▸ Exercise description: Look over the lines below. Report each one that includes the string "krytu".

▸ Information given:
------------------------------------------------------------

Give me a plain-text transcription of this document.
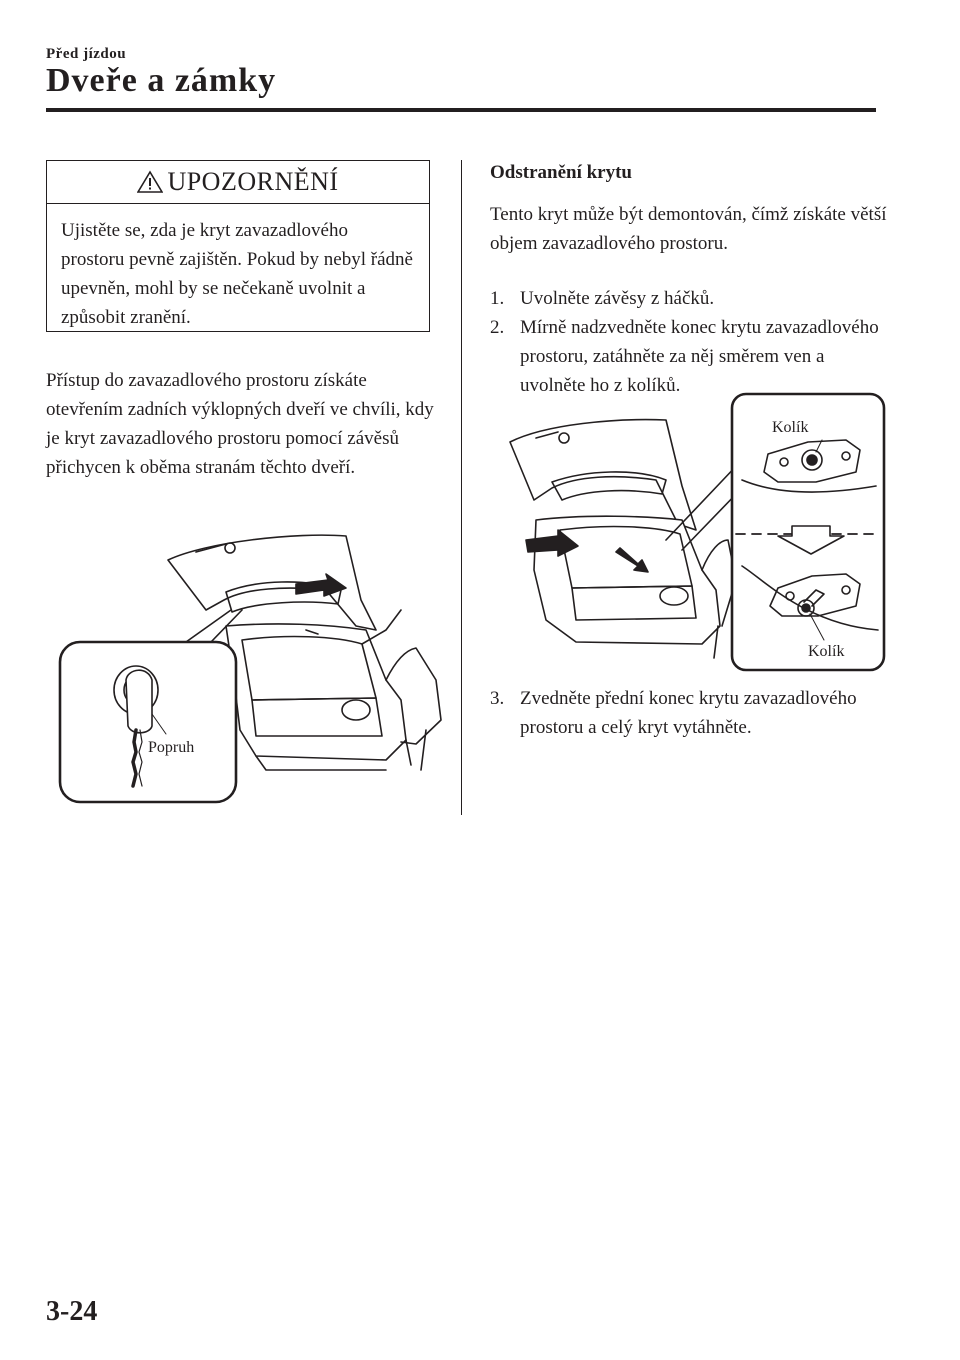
Před jízdou
Dveře a zámky
UPOZORNĚNÍ

Ujistěte se, zda je kryt zavazadlového prostoru pevně zajištěn. Pokud by nebyl řádně upevněn, mohl by se nečekaně uvolnit a způsobit zranění.

Přístup do zavazadlového prostoru získáte otevřením zadních výklopných dveří ve chvíli, kdy je kryt zavazadlového prostoru pomocí závěsů přichycen k oběma stranám těchto dveří.

Popruh
Odstranění krytu

Tento kryt může být demontován, čímž získáte větší objem zavazadlového prostoru.

1. Uvolněte závěsy z háčků.
2. Mírně nadzvedněte konec krytu zavazadlového prostoru, zatáhněte za něj směrem ven a uvolněte ho z kolíků.
Kolík
Kolík
3. Zvedněte přední konec krytu zavazadlového prostoru a celý kryt vytáhněte.
3-24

------------------------------------------------------------

▸ Exercise result:
Odstranění krytu
2. Mírně nadzvedněte konec krytu zavazadlového prostoru, zatáhněte za něj směrem ven a uvolněte ho z kolíků.
3. Zvedněte přední konec krytu zavazadlového prostoru a celý kryt vytáhněte.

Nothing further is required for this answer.